**Instructions to follow**
Quote the whole listing word for word, please.

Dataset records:
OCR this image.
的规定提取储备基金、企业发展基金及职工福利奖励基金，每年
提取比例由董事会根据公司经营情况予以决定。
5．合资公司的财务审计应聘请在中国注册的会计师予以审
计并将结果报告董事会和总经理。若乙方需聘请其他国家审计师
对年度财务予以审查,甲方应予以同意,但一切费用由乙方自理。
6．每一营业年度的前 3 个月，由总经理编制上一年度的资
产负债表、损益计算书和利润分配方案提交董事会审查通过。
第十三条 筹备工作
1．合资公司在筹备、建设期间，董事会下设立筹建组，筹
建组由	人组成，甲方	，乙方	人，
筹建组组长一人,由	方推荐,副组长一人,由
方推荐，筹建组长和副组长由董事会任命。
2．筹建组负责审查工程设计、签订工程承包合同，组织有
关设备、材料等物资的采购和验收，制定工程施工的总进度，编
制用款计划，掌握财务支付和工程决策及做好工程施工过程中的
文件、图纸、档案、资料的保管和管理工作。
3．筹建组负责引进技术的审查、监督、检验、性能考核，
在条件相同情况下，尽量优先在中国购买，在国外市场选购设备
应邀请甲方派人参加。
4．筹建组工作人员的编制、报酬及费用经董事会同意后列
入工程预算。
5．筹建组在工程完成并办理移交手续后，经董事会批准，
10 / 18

**Response**
OCR this image.
的规定提取储备基金、企业发展基金及职工福利奖励基金，每年
提取比例由董事会根据公司经营情况予以决定。
5．合资公司的财务审计应聘请在中国注册的会计师予以审
计并将结果报告董事会和总经理。若乙方需聘请其他国家审计师
对年度财务予以审查,甲方应予以同意,但一切费用由乙方自理。
6．每一营业年度的前 3 个月，由总经理编制上一年度的资
产负债表、损益计算书和利润分配方案提交董事会审查通过。
第十三条 筹备工作
1．合资公司在筹备、建设期间，董事会下设立筹建组，筹
建组由	人组成，甲方	，乙方	人，
筹建组组长一人,由	方推荐,副组长一人,由
方推荐，筹建组长和副组长由董事会任命。
2．筹建组负责审查工程设计、签订工程承包合同，组织有
关设备、材料等物资的采购和验收，制定工程施工的总进度，编
制用款计划，掌握财务支付和工程决策及做好工程施工过程中的
文件、图纸、档案、资料的保管和管理工作。
3．筹建组负责引进技术的审查、监督、检验、性能考核，
在条件相同情况下，尽量优先在中国购买，在国外市场选购设备
应邀请甲方派人参加。
4．筹建组工作人员的编制、报酬及费用经董事会同意后列
入工程预算。
5．筹建组在工程完成并办理移交手续后，经董事会批准，
10 / 18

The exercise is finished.